Given text →
/---

In the past this was how it went. The organization would put up with dysfunctional behaviour for as long as they believed in the person’s alleged brilliance, and this could be for a long time. Today, regardless of seniority or ‘brilliance’, people lodge formal grievances and expect them to be taken seriously. There are whistleblower schemes which will protect their anonymity. HR can no longer feebly shrug its shoulders. The true cost becomes apparent: far from getting high performance, standards will be slipping inexorably. This is why it doesn’t matter what that boss’s intentions are, though few set out to intimidate. The behaviour has all-round destructive impact on the quality of people’s work.
Let’s say there is now an investigation. The problematical boss is incensed. After all I’ve done for them! Look at my high standards! Look at my professionalism! If people got upset it was their own stupid fault! They shouldn’t be woke, so snowflaky. They were opposing me, it was a conspiracy to prevent reform. This boss has become so separated from their emotions that they are unable to recognise or value emotions in others. They have lost any kindness they once had. They have become detached from bodily awareness: they prize their ‘toughness’. A punishing schedule at the gym or training for marathons is all part of how they keep going. They’re puzzled when they develop hypertension, mysterious headaches or gut problems.
It is impossible to keep the investigation confidential and news of it leaks out. More evidence piles in. They have to leave. They may make a faux apology where they are sorry for upsetting people but conspicuously not sorry for the behaviour.
That’s the stage when they may turn up in my coaching room. Their dominant emotion is still anger. Others see them as perpetrators but they see themselves as victims. They can’t access words to describe their feelings. Their personal lives may be in ruins because they are not pussycats at home, they do the same behaviour there. Sometimes they are already estranged from their children: today’s teenagers are unforgiving of arrogance or intimidation.
These clients are profoundly sorry for themselves.
I am sorry too. Their behaviour has been odious, of that there is usually little doubt, but I see the lonely, scared child of emotionally immature parents who is emotionally immature themselves and has no way of getting their needs met other than by force. Now that has been exposed, what’s left?
Renewal
With a client who is willing to learn, we start from the ground up. We look at how the behaviour developed. We see it as the survival mechanism that it truly was in childhood, but that has long outlived its usefulness.
I offer them ideas about alternative, more effective ways of influencing. We look at the difference between criticism and feedback, between intention and impact, including why yelling does not get you what you want and never has. We examine the implausibility of their claim that they cannot prevent their angry outbursts. We identify the differences between shame, guilt and remorse. We discuss how not to be right all the time. We consider how to make amends. We seek the healthy self that is always there somewhere. We explore what it means to be emotionally mature.
This is hard and often painful work. The tipping point is when the client can accept at least some personal responsibility for the mayhem they have caused. At some level, people in these situations do understand that their lifetime habits of aggression have come at a high personal cost in mental and physical wellbeing. That is often where the long path begins to a different way of being and to a renewed career.

\---

Supplied data →
/---

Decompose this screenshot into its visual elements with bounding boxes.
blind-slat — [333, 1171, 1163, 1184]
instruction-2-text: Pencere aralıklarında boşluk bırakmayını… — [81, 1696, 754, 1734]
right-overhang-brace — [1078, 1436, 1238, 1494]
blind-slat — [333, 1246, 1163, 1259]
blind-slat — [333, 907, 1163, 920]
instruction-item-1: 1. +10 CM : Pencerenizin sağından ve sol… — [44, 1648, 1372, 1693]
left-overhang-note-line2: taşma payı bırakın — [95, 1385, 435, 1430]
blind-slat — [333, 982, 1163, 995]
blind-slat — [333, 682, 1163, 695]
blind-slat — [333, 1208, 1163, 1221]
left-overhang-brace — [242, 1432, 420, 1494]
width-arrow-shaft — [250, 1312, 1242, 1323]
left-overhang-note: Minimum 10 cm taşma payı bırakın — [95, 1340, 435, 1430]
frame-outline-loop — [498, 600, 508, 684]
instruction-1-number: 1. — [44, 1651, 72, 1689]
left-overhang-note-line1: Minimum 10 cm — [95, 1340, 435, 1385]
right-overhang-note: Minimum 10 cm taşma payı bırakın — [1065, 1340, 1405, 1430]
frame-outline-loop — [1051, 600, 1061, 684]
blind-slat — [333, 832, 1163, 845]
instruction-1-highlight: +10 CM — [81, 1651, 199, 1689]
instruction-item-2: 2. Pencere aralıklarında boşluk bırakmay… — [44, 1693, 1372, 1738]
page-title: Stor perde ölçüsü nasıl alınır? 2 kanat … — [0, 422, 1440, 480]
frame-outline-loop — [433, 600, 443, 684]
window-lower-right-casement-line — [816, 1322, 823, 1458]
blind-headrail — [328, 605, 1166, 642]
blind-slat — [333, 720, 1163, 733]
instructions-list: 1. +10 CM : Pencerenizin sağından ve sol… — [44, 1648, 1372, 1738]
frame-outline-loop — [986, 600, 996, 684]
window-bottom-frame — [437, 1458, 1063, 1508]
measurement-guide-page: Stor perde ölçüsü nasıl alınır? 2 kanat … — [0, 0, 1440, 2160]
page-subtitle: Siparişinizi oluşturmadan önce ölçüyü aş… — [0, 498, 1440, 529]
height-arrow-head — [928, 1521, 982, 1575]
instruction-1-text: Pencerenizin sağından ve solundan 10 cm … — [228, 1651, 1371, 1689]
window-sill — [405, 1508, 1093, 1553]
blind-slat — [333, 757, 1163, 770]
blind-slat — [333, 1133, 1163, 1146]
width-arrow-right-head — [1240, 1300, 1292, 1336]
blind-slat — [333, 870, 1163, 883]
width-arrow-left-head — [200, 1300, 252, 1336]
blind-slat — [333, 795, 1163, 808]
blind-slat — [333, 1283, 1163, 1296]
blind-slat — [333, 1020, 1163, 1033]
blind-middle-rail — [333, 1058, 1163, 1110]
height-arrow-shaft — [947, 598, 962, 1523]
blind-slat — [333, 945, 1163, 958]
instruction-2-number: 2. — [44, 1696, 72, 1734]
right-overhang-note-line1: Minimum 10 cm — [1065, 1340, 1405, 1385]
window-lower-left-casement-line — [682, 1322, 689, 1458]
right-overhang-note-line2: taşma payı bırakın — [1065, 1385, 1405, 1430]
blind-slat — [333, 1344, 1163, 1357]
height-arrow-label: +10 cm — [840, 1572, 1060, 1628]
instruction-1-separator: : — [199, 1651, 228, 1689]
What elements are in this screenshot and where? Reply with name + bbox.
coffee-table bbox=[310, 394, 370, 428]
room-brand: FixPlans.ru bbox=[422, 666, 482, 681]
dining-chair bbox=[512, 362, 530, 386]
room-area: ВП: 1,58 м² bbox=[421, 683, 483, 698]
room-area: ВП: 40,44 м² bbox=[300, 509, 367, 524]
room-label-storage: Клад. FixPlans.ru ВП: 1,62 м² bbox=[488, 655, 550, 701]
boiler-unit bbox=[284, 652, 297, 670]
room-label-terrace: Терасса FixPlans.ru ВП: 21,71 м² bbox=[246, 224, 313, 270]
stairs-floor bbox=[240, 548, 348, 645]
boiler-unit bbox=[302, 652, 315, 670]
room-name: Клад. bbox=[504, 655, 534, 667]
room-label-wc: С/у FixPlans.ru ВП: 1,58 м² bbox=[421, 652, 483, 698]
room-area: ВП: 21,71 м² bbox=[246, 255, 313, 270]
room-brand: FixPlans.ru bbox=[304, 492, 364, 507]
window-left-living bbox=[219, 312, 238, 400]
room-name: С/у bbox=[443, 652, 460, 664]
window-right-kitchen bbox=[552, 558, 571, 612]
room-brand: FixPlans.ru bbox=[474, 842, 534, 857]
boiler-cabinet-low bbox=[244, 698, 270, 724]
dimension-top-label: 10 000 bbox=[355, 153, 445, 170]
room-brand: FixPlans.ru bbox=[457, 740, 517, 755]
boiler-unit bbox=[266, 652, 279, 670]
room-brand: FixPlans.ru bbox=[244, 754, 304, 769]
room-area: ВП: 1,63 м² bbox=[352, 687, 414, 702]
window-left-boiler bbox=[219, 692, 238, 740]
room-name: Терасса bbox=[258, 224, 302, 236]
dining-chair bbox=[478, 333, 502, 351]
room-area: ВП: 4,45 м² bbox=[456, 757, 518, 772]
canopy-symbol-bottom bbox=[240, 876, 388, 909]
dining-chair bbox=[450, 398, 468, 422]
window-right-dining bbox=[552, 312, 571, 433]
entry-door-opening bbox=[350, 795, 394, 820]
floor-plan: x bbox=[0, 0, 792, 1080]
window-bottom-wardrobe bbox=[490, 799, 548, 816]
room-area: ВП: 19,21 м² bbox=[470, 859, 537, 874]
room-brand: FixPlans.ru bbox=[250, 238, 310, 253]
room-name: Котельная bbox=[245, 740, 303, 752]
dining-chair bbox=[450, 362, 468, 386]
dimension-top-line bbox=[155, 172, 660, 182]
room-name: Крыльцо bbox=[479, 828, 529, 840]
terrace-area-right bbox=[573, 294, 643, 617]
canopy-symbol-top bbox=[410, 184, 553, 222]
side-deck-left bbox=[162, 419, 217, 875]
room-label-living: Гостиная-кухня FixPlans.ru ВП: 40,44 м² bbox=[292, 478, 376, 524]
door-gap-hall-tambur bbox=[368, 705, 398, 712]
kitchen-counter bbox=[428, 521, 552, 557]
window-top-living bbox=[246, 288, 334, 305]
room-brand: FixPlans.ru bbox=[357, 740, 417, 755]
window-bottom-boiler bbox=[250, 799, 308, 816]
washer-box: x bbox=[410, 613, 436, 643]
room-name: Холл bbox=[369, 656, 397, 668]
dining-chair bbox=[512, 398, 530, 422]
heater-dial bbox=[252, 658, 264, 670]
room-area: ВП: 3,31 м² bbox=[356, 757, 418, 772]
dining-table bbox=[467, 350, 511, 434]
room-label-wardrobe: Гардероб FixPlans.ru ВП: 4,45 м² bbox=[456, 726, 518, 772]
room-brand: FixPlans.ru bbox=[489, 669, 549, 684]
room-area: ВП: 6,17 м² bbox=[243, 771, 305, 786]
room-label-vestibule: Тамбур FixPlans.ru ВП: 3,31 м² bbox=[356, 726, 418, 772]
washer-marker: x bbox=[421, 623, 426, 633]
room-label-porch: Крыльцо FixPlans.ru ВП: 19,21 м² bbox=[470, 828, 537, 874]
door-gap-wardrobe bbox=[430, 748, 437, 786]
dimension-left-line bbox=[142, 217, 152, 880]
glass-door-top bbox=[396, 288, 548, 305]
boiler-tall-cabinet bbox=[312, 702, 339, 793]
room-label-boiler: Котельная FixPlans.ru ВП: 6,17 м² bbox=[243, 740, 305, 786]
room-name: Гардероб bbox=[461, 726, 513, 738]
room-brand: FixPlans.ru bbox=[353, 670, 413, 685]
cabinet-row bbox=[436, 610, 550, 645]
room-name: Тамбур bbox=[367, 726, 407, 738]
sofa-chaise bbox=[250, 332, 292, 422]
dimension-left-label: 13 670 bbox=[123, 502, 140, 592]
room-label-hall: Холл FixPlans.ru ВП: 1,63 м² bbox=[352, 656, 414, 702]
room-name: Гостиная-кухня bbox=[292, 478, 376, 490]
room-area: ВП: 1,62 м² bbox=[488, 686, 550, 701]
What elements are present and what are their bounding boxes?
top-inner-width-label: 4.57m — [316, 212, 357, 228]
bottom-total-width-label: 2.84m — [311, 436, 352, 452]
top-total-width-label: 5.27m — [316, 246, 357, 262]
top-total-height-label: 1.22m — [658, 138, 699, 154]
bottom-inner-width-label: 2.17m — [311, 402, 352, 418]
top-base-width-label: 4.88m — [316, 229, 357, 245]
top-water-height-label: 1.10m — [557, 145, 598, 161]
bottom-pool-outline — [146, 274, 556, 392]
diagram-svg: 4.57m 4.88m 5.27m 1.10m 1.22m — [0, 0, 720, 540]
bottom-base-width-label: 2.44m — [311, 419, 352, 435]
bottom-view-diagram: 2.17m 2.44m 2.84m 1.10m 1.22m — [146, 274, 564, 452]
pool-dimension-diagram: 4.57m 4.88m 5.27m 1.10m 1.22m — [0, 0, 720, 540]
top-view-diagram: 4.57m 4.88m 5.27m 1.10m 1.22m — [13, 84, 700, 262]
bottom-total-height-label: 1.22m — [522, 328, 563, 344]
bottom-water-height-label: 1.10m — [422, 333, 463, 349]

\---

The coaching text has a paragraph that begins "I offer them ideas". Quote each sentence in that paragraph that starts with the word "We".

- We look at the difference between criticism and feedback, between intention and impact, including why yelling does not get you what you want and never has.
- We examine the implausibility of their claim that they cannot prevent their angry outbursts.
- We identify the differences between shame, guilt and remorse.
- We discuss how not to be right all the time.
- We consider how to make amends.
- We seek the healthy self that is always there somewhere.
- We explore what it means to be emotionally mature.